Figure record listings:

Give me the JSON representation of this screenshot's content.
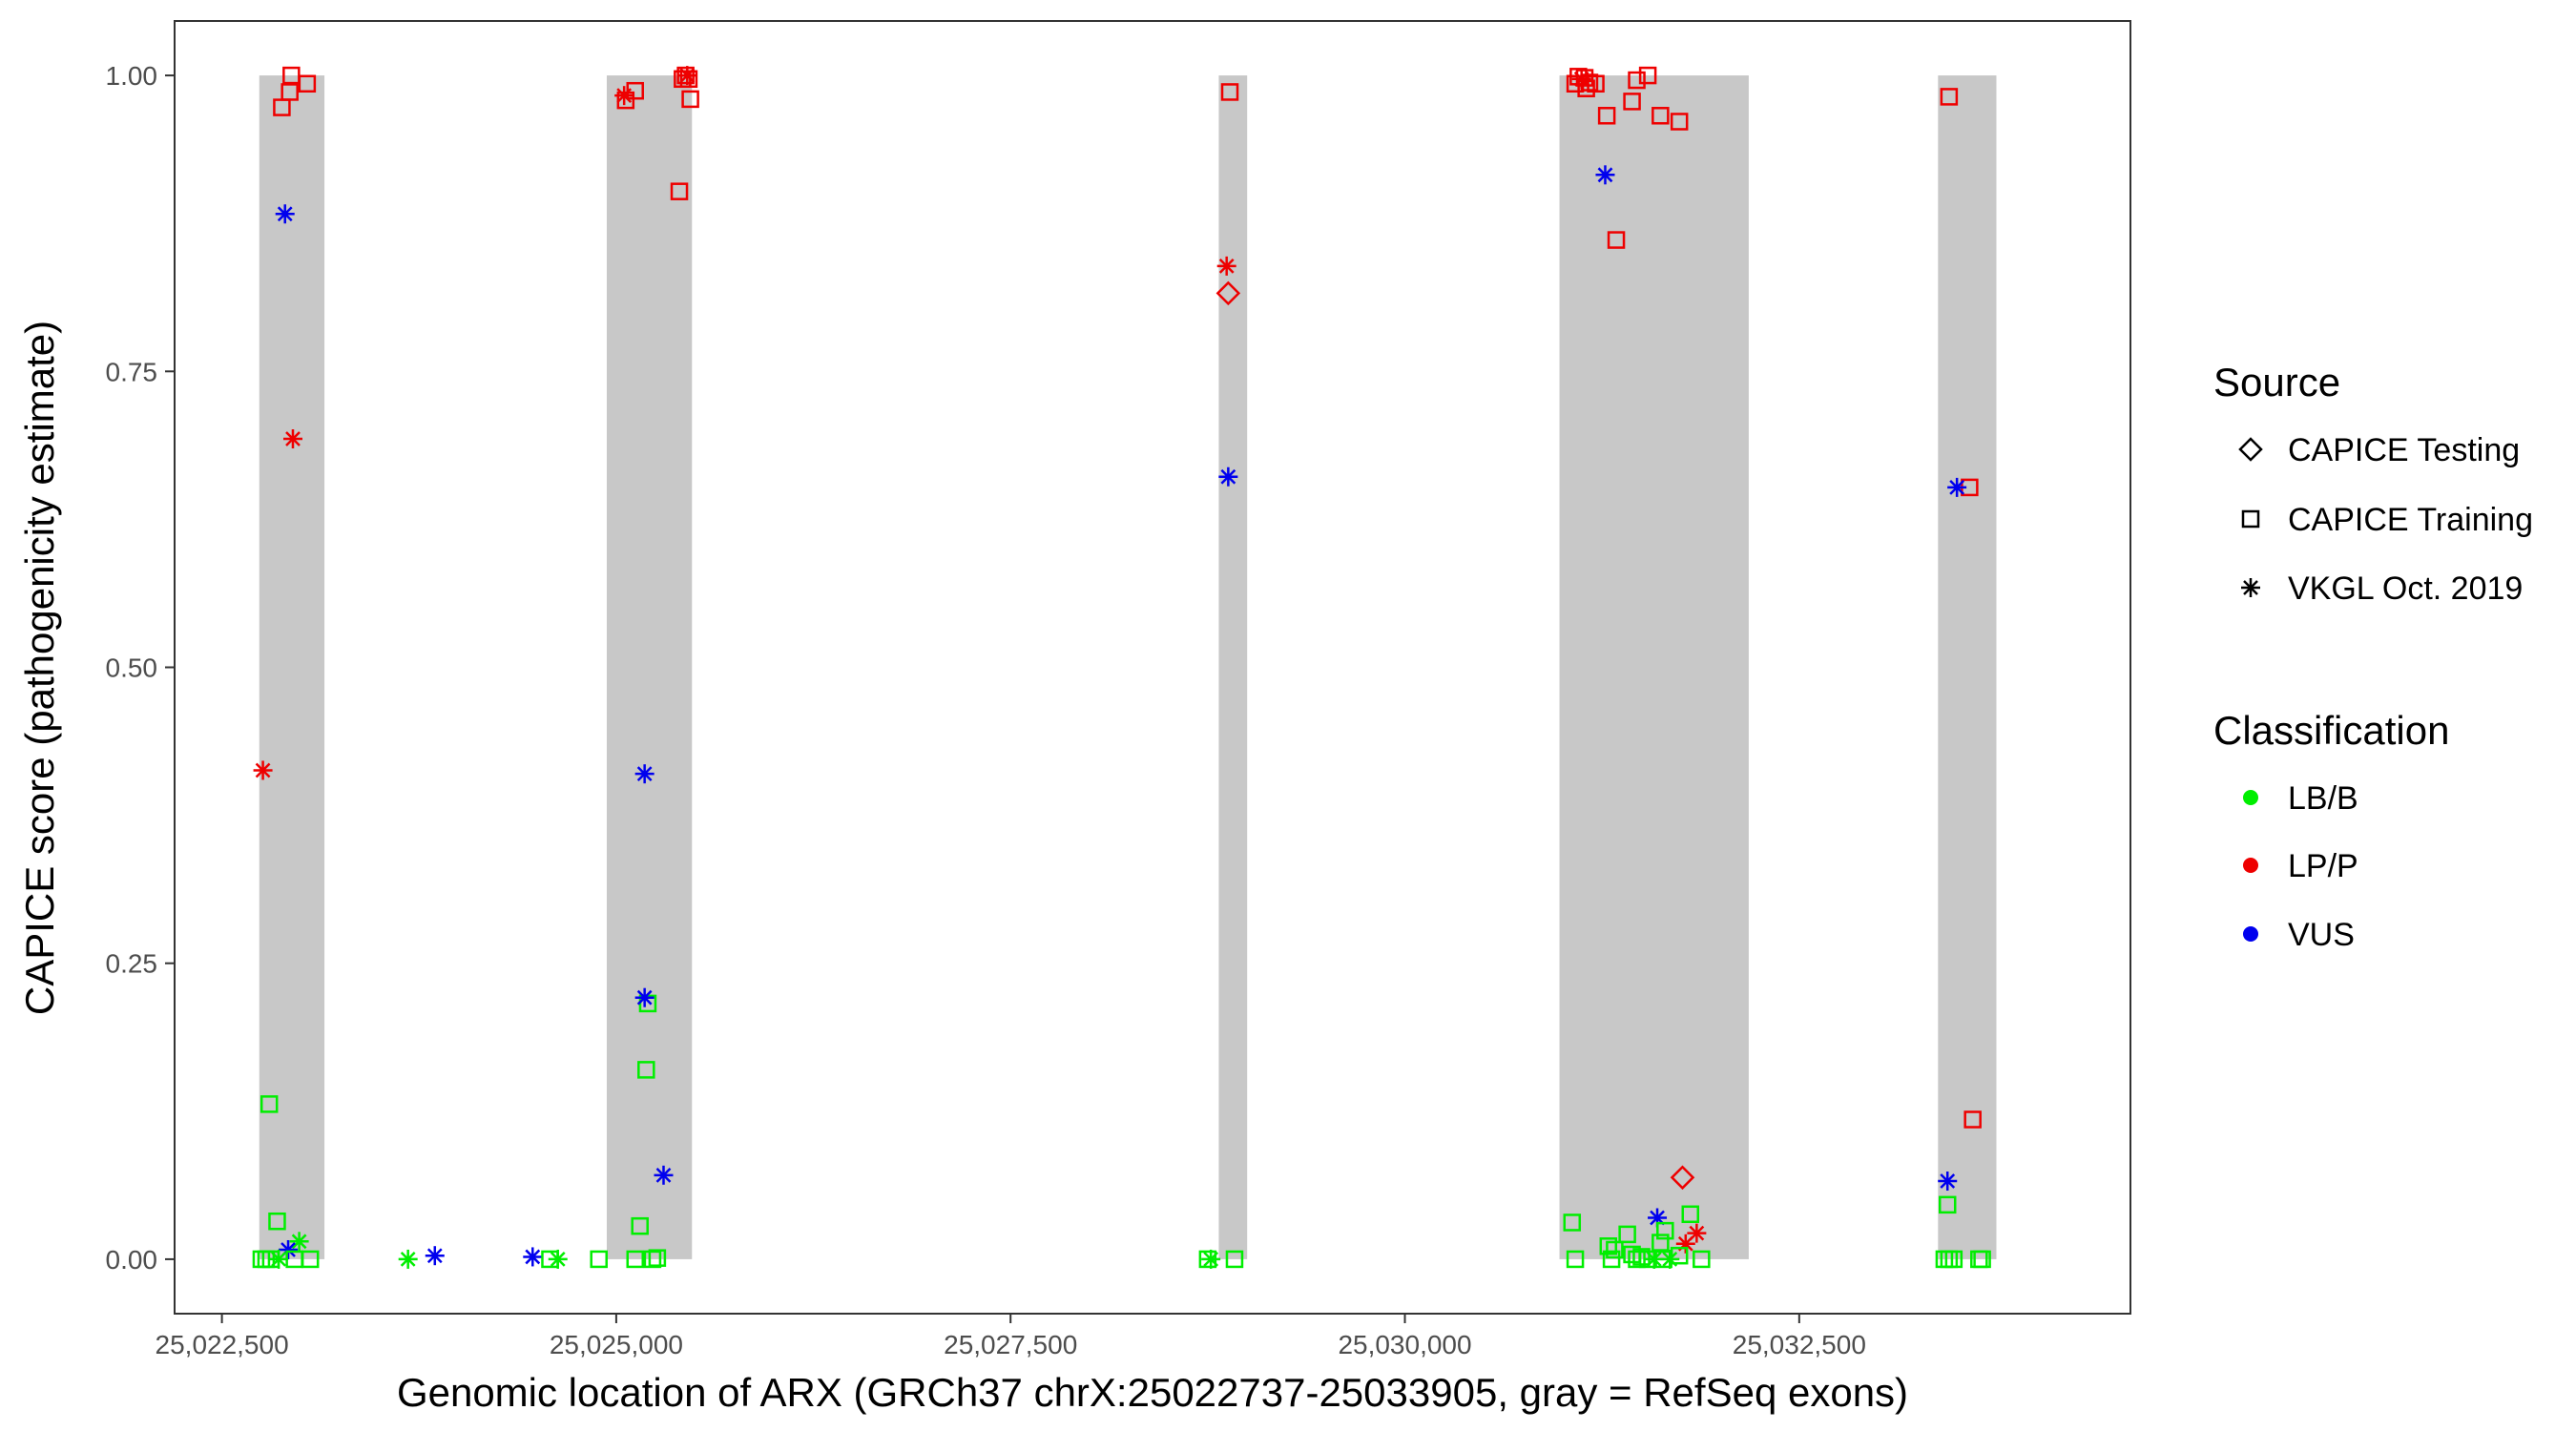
{
  "chart_data": {
    "type": "scatter",
    "xlabel": "Genomic location of ARX (GRCh37 chrX:25022737-25033905, gray = RefSeq exons)",
    "ylabel": "CAPICE score (pathogenicity estimate)",
    "xlim": [
      25022200,
      25034600
    ],
    "ylim": [
      -0.046,
      1.046
    ],
    "x_ticks": [
      25022500,
      25025000,
      25027500,
      25030000,
      25032500
    ],
    "x_tick_labels": [
      "25,022,500",
      "25,025,000",
      "25,027,500",
      "25,030,000",
      "25,032,500"
    ],
    "y_ticks": [
      0,
      0.25,
      0.5,
      0.75,
      1.0
    ],
    "y_tick_labels": [
      "0.00",
      "0.25",
      "0.50",
      "0.75",
      "1.00"
    ],
    "grid": false,
    "exons": [
      {
        "start": 25022737,
        "end": 25023150
      },
      {
        "start": 25024940,
        "end": 25025480
      },
      {
        "start": 25028820,
        "end": 25029000
      },
      {
        "start": 25030980,
        "end": 25032180
      },
      {
        "start": 25033380,
        "end": 25033750
      }
    ],
    "legend": {
      "placement": "right",
      "source_title": "Source",
      "source_entries": [
        {
          "label": "CAPICE Testing",
          "shape": "diamond"
        },
        {
          "label": "CAPICE Training",
          "shape": "square"
        },
        {
          "label": "VKGL Oct. 2019",
          "shape": "asterisk"
        }
      ],
      "classification_title": "Classification",
      "classification_entries": [
        {
          "label": "LB/B",
          "color": "#00ee00"
        },
        {
          "label": "LP/P",
          "color": "#ee0000"
        },
        {
          "label": "VUS",
          "color": "#0000ee"
        }
      ]
    },
    "colors": {
      "LB/B": "#00ee00",
      "LP/P": "#ee0000",
      "VUS": "#0000ee",
      "exon": "#c8c8c8"
    },
    "points": [
      {
        "x": 25022880,
        "y": 0.973,
        "shape": "square",
        "class": "LP/P"
      },
      {
        "x": 25022940,
        "y": 1.0,
        "shape": "square",
        "class": "LP/P"
      },
      {
        "x": 25022930,
        "y": 0.986,
        "shape": "square",
        "class": "LP/P"
      },
      {
        "x": 25023040,
        "y": 0.993,
        "shape": "square",
        "class": "LP/P"
      },
      {
        "x": 25022900,
        "y": 0.883,
        "shape": "asterisk",
        "class": "VUS"
      },
      {
        "x": 25022950,
        "y": 0.693,
        "shape": "asterisk",
        "class": "LP/P"
      },
      {
        "x": 25022760,
        "y": 0.413,
        "shape": "asterisk",
        "class": "LP/P"
      },
      {
        "x": 25022800,
        "y": 0.131,
        "shape": "square",
        "class": "LB/B"
      },
      {
        "x": 25022850,
        "y": 0.032,
        "shape": "square",
        "class": "LB/B"
      },
      {
        "x": 25022990,
        "y": 0.015,
        "shape": "asterisk",
        "class": "LB/B"
      },
      {
        "x": 25022920,
        "y": 0.008,
        "shape": "asterisk",
        "class": "VUS"
      },
      {
        "x": 25022750,
        "y": 0.0,
        "shape": "square",
        "class": "LB/B"
      },
      {
        "x": 25022780,
        "y": 0.0,
        "shape": "square",
        "class": "LB/B"
      },
      {
        "x": 25022810,
        "y": 0.0,
        "shape": "square",
        "class": "LB/B"
      },
      {
        "x": 25022860,
        "y": 0.0,
        "shape": "asterisk",
        "class": "LB/B"
      },
      {
        "x": 25022960,
        "y": 0.0,
        "shape": "square",
        "class": "LB/B"
      },
      {
        "x": 25023060,
        "y": 0.0,
        "shape": "square",
        "class": "LB/B"
      },
      {
        "x": 25023680,
        "y": 0.0,
        "shape": "asterisk",
        "class": "LB/B"
      },
      {
        "x": 25023850,
        "y": 0.003,
        "shape": "asterisk",
        "class": "VUS"
      },
      {
        "x": 25024470,
        "y": 0.002,
        "shape": "asterisk",
        "class": "VUS"
      },
      {
        "x": 25024580,
        "y": 0.0,
        "shape": "square",
        "class": "LB/B"
      },
      {
        "x": 25024630,
        "y": 0.0,
        "shape": "asterisk",
        "class": "LB/B"
      },
      {
        "x": 25024890,
        "y": 0.0,
        "shape": "square",
        "class": "LB/B"
      },
      {
        "x": 25025050,
        "y": 0.983,
        "shape": "asterisk",
        "class": "LP/P"
      },
      {
        "x": 25025060,
        "y": 0.979,
        "shape": "square",
        "class": "LP/P"
      },
      {
        "x": 25025120,
        "y": 0.987,
        "shape": "square",
        "class": "LP/P"
      },
      {
        "x": 25025420,
        "y": 0.997,
        "shape": "square",
        "class": "LP/P"
      },
      {
        "x": 25025440,
        "y": 1.0,
        "shape": "square",
        "class": "LP/P"
      },
      {
        "x": 25025450,
        "y": 1.0,
        "shape": "asterisk",
        "class": "LP/P"
      },
      {
        "x": 25025460,
        "y": 0.997,
        "shape": "square",
        "class": "LP/P"
      },
      {
        "x": 25025470,
        "y": 0.98,
        "shape": "square",
        "class": "LP/P"
      },
      {
        "x": 25025400,
        "y": 0.902,
        "shape": "square",
        "class": "LP/P"
      },
      {
        "x": 25025180,
        "y": 0.41,
        "shape": "asterisk",
        "class": "VUS"
      },
      {
        "x": 25025200,
        "y": 0.216,
        "shape": "square",
        "class": "LB/B"
      },
      {
        "x": 25025180,
        "y": 0.221,
        "shape": "asterisk",
        "class": "VUS"
      },
      {
        "x": 25025190,
        "y": 0.16,
        "shape": "square",
        "class": "LB/B"
      },
      {
        "x": 25025300,
        "y": 0.071,
        "shape": "asterisk",
        "class": "VUS"
      },
      {
        "x": 25025150,
        "y": 0.028,
        "shape": "square",
        "class": "LB/B"
      },
      {
        "x": 25025120,
        "y": 0.0,
        "shape": "square",
        "class": "LB/B"
      },
      {
        "x": 25025230,
        "y": 0.0,
        "shape": "square",
        "class": "LB/B"
      },
      {
        "x": 25025260,
        "y": 0.001,
        "shape": "square",
        "class": "LB/B"
      },
      {
        "x": 25028870,
        "y": 0.839,
        "shape": "asterisk",
        "class": "LP/P"
      },
      {
        "x": 25028880,
        "y": 0.816,
        "shape": "diamond",
        "class": "LP/P"
      },
      {
        "x": 25028890,
        "y": 0.986,
        "shape": "square",
        "class": "LP/P"
      },
      {
        "x": 25028880,
        "y": 0.661,
        "shape": "asterisk",
        "class": "VUS"
      },
      {
        "x": 25028750,
        "y": 0.0,
        "shape": "square",
        "class": "LB/B"
      },
      {
        "x": 25028770,
        "y": 0.0,
        "shape": "asterisk",
        "class": "LB/B"
      },
      {
        "x": 25028920,
        "y": 0.0,
        "shape": "square",
        "class": "LB/B"
      },
      {
        "x": 25031080,
        "y": 0.993,
        "shape": "square",
        "class": "LP/P"
      },
      {
        "x": 25031100,
        "y": 0.999,
        "shape": "square",
        "class": "LP/P"
      },
      {
        "x": 25031120,
        "y": 0.997,
        "shape": "asterisk",
        "class": "LP/P"
      },
      {
        "x": 25031140,
        "y": 0.998,
        "shape": "square",
        "class": "LP/P"
      },
      {
        "x": 25031150,
        "y": 0.989,
        "shape": "square",
        "class": "LP/P"
      },
      {
        "x": 25031170,
        "y": 0.994,
        "shape": "square",
        "class": "LP/P"
      },
      {
        "x": 25031210,
        "y": 0.993,
        "shape": "square",
        "class": "LP/P"
      },
      {
        "x": 25031280,
        "y": 0.966,
        "shape": "square",
        "class": "LP/P"
      },
      {
        "x": 25031440,
        "y": 0.978,
        "shape": "square",
        "class": "LP/P"
      },
      {
        "x": 25031470,
        "y": 0.996,
        "shape": "square",
        "class": "LP/P"
      },
      {
        "x": 25031540,
        "y": 1.0,
        "shape": "square",
        "class": "LP/P"
      },
      {
        "x": 25031620,
        "y": 0.966,
        "shape": "square",
        "class": "LP/P"
      },
      {
        "x": 25031740,
        "y": 0.961,
        "shape": "square",
        "class": "LP/P"
      },
      {
        "x": 25031340,
        "y": 0.861,
        "shape": "square",
        "class": "LP/P"
      },
      {
        "x": 25031270,
        "y": 0.916,
        "shape": "asterisk",
        "class": "VUS"
      },
      {
        "x": 25031600,
        "y": 0.035,
        "shape": "asterisk",
        "class": "VUS"
      },
      {
        "x": 25031760,
        "y": 0.069,
        "shape": "diamond",
        "class": "LP/P"
      },
      {
        "x": 25031810,
        "y": 0.038,
        "shape": "square",
        "class": "LB/B"
      },
      {
        "x": 25031850,
        "y": 0.022,
        "shape": "asterisk",
        "class": "LP/P"
      },
      {
        "x": 25031780,
        "y": 0.013,
        "shape": "asterisk",
        "class": "LP/P"
      },
      {
        "x": 25031060,
        "y": 0.031,
        "shape": "square",
        "class": "LB/B"
      },
      {
        "x": 25031410,
        "y": 0.021,
        "shape": "square",
        "class": "LB/B"
      },
      {
        "x": 25031650,
        "y": 0.024,
        "shape": "square",
        "class": "LB/B"
      },
      {
        "x": 25031290,
        "y": 0.011,
        "shape": "square",
        "class": "LB/B"
      },
      {
        "x": 25031330,
        "y": 0.008,
        "shape": "square",
        "class": "LB/B"
      },
      {
        "x": 25031620,
        "y": 0.014,
        "shape": "square",
        "class": "LB/B"
      },
      {
        "x": 25031080,
        "y": 0.0,
        "shape": "square",
        "class": "LB/B"
      },
      {
        "x": 25031310,
        "y": 0.0,
        "shape": "square",
        "class": "LB/B"
      },
      {
        "x": 25031440,
        "y": 0.004,
        "shape": "square",
        "class": "LB/B"
      },
      {
        "x": 25031470,
        "y": 0.0,
        "shape": "square",
        "class": "LB/B"
      },
      {
        "x": 25031500,
        "y": 0.002,
        "shape": "square",
        "class": "LB/B"
      },
      {
        "x": 25031540,
        "y": 0.0,
        "shape": "square",
        "class": "LB/B"
      },
      {
        "x": 25031580,
        "y": 0.0,
        "shape": "asterisk",
        "class": "LB/B"
      },
      {
        "x": 25031640,
        "y": 0.0,
        "shape": "square",
        "class": "LB/B"
      },
      {
        "x": 25031680,
        "y": 0.0,
        "shape": "asterisk",
        "class": "LB/B"
      },
      {
        "x": 25031740,
        "y": 0.003,
        "shape": "square",
        "class": "LB/B"
      },
      {
        "x": 25031880,
        "y": 0.0,
        "shape": "square",
        "class": "LB/B"
      },
      {
        "x": 25033450,
        "y": 0.982,
        "shape": "square",
        "class": "LP/P"
      },
      {
        "x": 25033580,
        "y": 0.652,
        "shape": "square",
        "class": "LP/P"
      },
      {
        "x": 25033500,
        "y": 0.652,
        "shape": "asterisk",
        "class": "VUS"
      },
      {
        "x": 25033600,
        "y": 0.118,
        "shape": "square",
        "class": "LP/P"
      },
      {
        "x": 25033440,
        "y": 0.066,
        "shape": "asterisk",
        "class": "VUS"
      },
      {
        "x": 25033440,
        "y": 0.046,
        "shape": "square",
        "class": "LB/B"
      },
      {
        "x": 25033420,
        "y": 0.0,
        "shape": "square",
        "class": "LB/B"
      },
      {
        "x": 25033450,
        "y": 0.0,
        "shape": "square",
        "class": "LB/B"
      },
      {
        "x": 25033480,
        "y": 0.0,
        "shape": "square",
        "class": "LB/B"
      },
      {
        "x": 25033640,
        "y": 0.0,
        "shape": "square",
        "class": "LB/B"
      },
      {
        "x": 25033660,
        "y": 0.0,
        "shape": "square",
        "class": "LB/B"
      }
    ]
  }
}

§ TASK TO CARRY OUT
Search the data for the string "CAPICE" and copy each line where it appears.

§ COMPLETED TASK
    "ylabel": "CAPICE score (pathogenicity estimate)",
          "label": "CAPICE Testing",
          "label": "CAPICE Training",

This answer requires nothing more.